Task requirements:
List every line below containing "periódico".

Dataset entries:
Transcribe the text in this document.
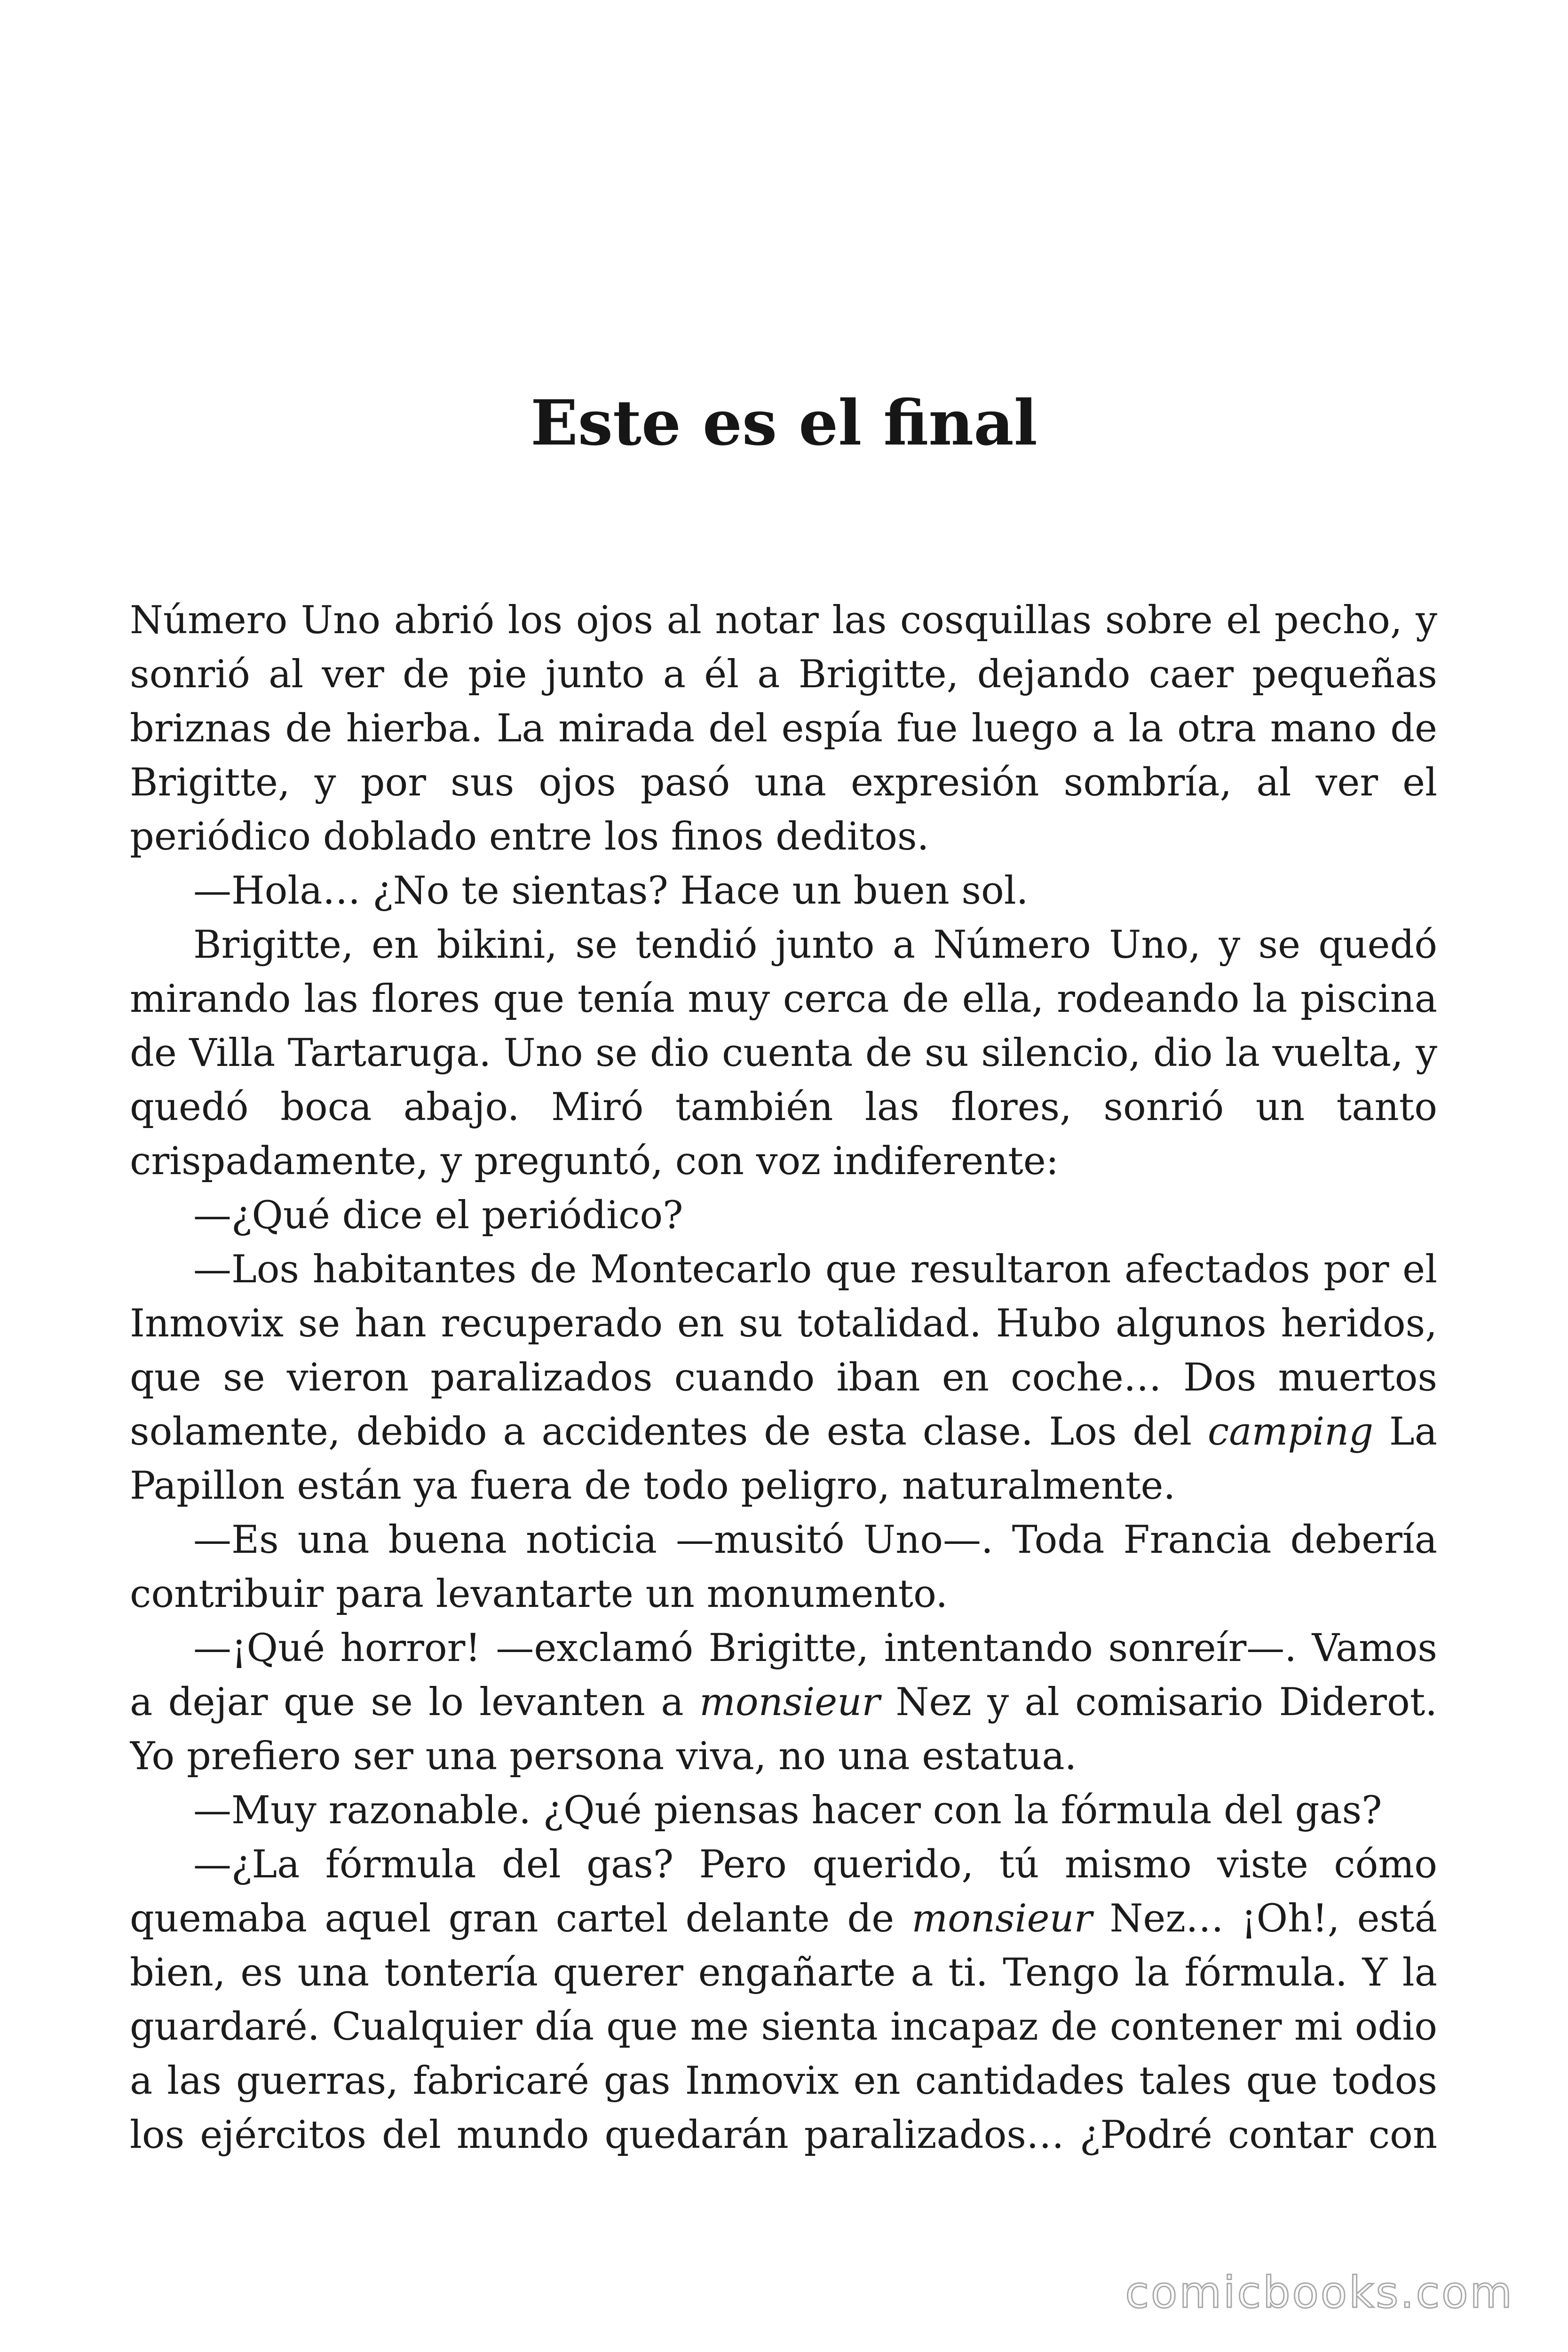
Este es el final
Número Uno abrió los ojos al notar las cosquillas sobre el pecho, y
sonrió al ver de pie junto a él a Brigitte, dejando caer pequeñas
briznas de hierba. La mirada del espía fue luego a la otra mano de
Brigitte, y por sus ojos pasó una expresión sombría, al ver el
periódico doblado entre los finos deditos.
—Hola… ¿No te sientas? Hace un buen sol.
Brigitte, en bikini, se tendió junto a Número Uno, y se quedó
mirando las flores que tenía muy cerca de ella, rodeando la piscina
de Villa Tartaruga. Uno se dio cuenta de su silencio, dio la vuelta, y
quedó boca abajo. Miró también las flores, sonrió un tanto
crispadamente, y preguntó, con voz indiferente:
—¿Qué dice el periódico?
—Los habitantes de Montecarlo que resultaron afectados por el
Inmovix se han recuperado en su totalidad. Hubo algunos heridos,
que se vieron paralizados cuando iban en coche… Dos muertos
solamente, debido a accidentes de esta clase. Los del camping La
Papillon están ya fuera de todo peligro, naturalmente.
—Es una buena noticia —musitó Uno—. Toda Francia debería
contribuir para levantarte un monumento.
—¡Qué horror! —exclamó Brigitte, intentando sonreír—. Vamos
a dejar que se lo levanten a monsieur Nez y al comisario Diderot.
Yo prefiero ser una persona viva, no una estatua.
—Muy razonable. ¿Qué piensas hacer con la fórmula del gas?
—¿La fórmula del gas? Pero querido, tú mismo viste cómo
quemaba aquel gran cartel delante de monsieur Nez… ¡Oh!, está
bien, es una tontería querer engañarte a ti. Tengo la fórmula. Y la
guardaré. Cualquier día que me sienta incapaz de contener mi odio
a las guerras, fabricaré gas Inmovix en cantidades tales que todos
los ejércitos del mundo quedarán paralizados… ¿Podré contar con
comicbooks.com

==

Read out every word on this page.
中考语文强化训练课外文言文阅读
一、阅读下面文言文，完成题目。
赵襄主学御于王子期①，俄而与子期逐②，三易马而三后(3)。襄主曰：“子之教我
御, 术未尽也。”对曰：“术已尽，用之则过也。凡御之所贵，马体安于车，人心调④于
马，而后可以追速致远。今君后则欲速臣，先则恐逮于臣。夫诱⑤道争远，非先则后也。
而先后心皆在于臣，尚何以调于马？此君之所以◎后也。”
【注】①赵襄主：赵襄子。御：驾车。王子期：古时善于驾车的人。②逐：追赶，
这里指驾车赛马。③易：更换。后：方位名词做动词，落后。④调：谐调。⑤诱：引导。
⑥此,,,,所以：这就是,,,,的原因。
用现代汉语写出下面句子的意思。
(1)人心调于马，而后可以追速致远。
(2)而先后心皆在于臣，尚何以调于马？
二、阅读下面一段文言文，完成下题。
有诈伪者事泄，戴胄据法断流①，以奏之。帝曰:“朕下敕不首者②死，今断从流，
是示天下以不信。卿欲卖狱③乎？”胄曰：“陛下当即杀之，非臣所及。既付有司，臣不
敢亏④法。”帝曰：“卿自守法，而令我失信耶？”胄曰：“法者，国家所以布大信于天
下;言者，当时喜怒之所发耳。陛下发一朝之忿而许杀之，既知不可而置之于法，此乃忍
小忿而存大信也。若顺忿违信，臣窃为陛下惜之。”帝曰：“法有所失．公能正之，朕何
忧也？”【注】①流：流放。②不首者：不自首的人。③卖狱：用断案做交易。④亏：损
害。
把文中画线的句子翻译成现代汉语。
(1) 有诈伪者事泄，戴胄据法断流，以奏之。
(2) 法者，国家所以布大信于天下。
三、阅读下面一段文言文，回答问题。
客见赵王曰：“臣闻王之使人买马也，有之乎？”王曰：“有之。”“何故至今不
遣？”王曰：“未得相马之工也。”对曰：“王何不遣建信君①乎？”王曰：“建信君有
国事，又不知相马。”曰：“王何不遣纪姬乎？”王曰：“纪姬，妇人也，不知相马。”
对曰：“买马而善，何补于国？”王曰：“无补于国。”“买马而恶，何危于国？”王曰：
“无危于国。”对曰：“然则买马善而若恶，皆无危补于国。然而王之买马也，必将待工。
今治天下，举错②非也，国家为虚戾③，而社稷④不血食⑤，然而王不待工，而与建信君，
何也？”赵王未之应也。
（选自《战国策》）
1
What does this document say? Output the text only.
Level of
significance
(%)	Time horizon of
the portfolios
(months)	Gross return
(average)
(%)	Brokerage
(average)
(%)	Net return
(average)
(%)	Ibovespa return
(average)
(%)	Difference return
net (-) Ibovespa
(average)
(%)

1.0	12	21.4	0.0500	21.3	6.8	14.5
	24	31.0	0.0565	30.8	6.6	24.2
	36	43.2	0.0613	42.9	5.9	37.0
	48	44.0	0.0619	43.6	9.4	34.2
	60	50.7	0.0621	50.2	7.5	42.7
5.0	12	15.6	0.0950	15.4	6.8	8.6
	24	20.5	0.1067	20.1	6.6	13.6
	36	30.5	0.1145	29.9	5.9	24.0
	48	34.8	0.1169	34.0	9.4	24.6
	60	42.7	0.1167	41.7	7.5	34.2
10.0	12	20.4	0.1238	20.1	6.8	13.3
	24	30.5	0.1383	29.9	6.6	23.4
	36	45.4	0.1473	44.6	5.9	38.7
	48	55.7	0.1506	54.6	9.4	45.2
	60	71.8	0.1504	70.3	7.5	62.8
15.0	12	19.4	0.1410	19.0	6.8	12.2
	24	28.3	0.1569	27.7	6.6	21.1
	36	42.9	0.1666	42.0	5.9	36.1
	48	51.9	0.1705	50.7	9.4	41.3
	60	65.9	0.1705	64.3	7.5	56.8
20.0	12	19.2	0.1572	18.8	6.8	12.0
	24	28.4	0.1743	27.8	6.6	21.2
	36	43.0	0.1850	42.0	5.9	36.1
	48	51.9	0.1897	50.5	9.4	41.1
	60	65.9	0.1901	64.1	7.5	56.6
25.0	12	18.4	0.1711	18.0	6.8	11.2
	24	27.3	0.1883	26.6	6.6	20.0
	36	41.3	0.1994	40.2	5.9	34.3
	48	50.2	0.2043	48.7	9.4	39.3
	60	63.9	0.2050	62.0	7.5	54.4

Solution for this exercise:
periódico doblado entre los finos deditos.
—¿Qué dice el periódico?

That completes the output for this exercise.